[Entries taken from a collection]
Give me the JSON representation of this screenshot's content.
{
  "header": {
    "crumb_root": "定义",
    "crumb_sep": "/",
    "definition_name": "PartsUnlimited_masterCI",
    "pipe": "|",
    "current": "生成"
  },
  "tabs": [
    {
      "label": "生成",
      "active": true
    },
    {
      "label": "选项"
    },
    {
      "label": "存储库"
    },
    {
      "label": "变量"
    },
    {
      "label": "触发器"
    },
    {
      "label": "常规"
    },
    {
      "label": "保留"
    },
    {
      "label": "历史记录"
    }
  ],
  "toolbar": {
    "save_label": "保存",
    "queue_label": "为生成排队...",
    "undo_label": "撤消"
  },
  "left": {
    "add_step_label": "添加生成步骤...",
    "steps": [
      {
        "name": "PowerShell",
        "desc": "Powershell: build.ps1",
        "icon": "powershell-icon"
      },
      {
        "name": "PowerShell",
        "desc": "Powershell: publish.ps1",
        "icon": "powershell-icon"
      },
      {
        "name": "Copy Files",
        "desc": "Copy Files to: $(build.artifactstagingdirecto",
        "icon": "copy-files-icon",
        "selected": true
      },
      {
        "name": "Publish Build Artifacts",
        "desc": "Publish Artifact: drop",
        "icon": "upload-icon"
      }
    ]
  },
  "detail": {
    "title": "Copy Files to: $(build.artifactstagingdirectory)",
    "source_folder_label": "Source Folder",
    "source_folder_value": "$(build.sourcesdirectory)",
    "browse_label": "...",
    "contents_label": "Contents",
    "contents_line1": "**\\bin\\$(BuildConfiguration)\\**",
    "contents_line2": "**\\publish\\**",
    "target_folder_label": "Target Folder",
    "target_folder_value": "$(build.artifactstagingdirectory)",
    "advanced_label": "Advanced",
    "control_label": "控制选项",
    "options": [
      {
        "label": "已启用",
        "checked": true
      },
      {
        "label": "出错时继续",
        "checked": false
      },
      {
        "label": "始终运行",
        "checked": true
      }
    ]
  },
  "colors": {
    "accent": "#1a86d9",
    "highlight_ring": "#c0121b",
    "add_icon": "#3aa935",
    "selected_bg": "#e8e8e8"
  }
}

● Exercise instructions
Repeat the whole listing exactly, keeping every line intact.

● Full solution
Give me the JSON representation of this screenshot's content.
{
  "header": {
    "crumb_root": "定义",
    "crumb_sep": "/",
    "definition_name": "PartsUnlimited_masterCI",
    "pipe": "|",
    "current": "生成"
  },
  "tabs": [
    {
      "label": "生成",
      "active": true
    },
    {
      "label": "选项"
    },
    {
      "label": "存储库"
    },
    {
      "label": "变量"
    },
    {
      "label": "触发器"
    },
    {
      "label": "常规"
    },
    {
      "label": "保留"
    },
    {
      "label": "历史记录"
    }
  ],
  "toolbar": {
    "save_label": "保存",
    "queue_label": "为生成排队...",
    "undo_label": "撤消"
  },
  "left": {
    "add_step_label": "添加生成步骤...",
    "steps": [
      {
        "name": "PowerShell",
        "desc": "Powershell: build.ps1",
        "icon": "powershell-icon"
      },
      {
        "name": "PowerShell",
        "desc": "Powershell: publish.ps1",
        "icon": "powershell-icon"
      },
      {
        "name": "Copy Files",
        "desc": "Copy Files to: $(build.artifactstagingdirecto",
        "icon": "copy-files-icon",
        "selected": true
      },
      {
        "name": "Publish Build Artifacts",
        "desc": "Publish Artifact: drop",
        "icon": "upload-icon"
      }
    ]
  },
  "detail": {
    "title": "Copy Files to: $(build.artifactstagingdirectory)",
    "source_folder_label": "Source Folder",
    "source_folder_value": "$(build.sourcesdirectory)",
    "browse_label": "...",
    "contents_label": "Contents",
    "contents_line1": "**\\bin\\$(BuildConfiguration)\\**",
    "contents_line2": "**\\publish\\**",
    "target_folder_label": "Target Folder",
    "target_folder_value": "$(build.artifactstagingdirectory)",
    "advanced_label": "Advanced",
    "control_label": "控制选项",
    "options": [
      {
        "label": "已启用",
        "checked": true
      },
      {
        "label": "出错时继续",
        "checked": false
      },
      {
        "label": "始终运行",
        "checked": true
      }
    ]
  },
  "colors": {
    "accent": "#1a86d9",
    "highlight_ring": "#c0121b",
    "add_icon": "#3aa935",
    "selected_bg": "#e8e8e8"
  }
}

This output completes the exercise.